### Objetivo:
Escreva a continuação da reportagem sobre os brinquedos da Idade do Bronze achados no túmulo de uma criança na Sibéria, começando logo após a última frase apresentada.

### Texto para leitura:
=====

Um boneco com feições humanas e uma figura de animal mitológico foram encontrados no túmulo de uma criança enterrada há 4,5 mil anos no sul da Sibéria; a região era dominada pela cultura Okunev durante a Idade do Bronze

Por Fabio de Castro
Atualização:

Um grupo de arqueólogos da Rússia descobriu, no túmulo de uma criança da Idade do Bronze, alguns dos mais antigos brinquedos já registrados na História. Os artefatos de 4,5 mil anos - que incluem as cabeças de um boneco e de um animal de brinquedo - pertencem à cultura Okunev, um grupo étnico pré-Histórico do sul da Sibéria.

=====

### Informações fornecidas:
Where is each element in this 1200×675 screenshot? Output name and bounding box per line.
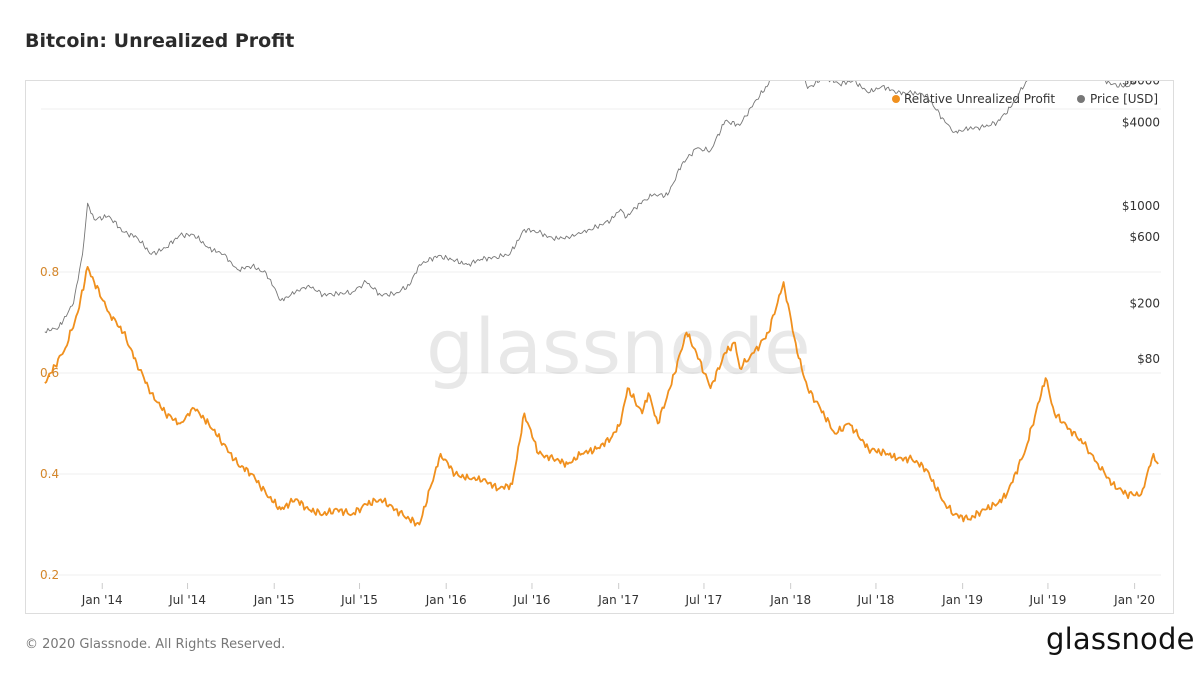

=====

### Resultado:
Os corpos dos bonecos eram feitos de material orgânico e não resistiram à ação do tempo, mas as cabeças se mantiveram preservadas, segundo os arqueólogos. A descoberta foi realizada no sítio arqueológico Itkol 2, na Cacássia, uma das repúblicas autônomas da Rússia, no extremo sul siberiano.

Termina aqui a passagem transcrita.